# [Your instructions]
Each line below should be quoted exactly, please.

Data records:

[BEGIN]

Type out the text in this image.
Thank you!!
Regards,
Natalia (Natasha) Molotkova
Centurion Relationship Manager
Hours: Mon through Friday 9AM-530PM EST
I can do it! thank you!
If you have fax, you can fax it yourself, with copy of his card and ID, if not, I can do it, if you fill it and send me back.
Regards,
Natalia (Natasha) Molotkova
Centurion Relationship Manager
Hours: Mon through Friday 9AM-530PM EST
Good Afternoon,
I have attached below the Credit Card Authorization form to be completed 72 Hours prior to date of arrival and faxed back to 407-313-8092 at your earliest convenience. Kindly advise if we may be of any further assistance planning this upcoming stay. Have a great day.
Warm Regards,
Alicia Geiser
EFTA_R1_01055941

[END]

# [Expected answer]
Type out the text in this image.
Thank you!!
Regards,
Natalia (Natasha) Molotkova
Centurion Relationship Manager
Hours: Mon through Friday 9AM-530PM EST
I can do it! thank you!
If you have fax, you can fax it yourself, with copy of his card and ID, if not, I can do it, if you fill it and send me back.
Regards,
Natalia (Natasha) Molotkova
Centurion Relationship Manager
Hours: Mon through Friday 9AM-530PM EST
Good Afternoon,
I have attached below the Credit Card Authorization form to be completed 72 Hours prior to date of arrival and faxed back to 407-313-8092 at your earliest convenience. Kindly advise if we may be of any further assistance planning this upcoming stay. Have a great day.
Warm Regards,
Alicia Geiser
EFTA_R1_01055941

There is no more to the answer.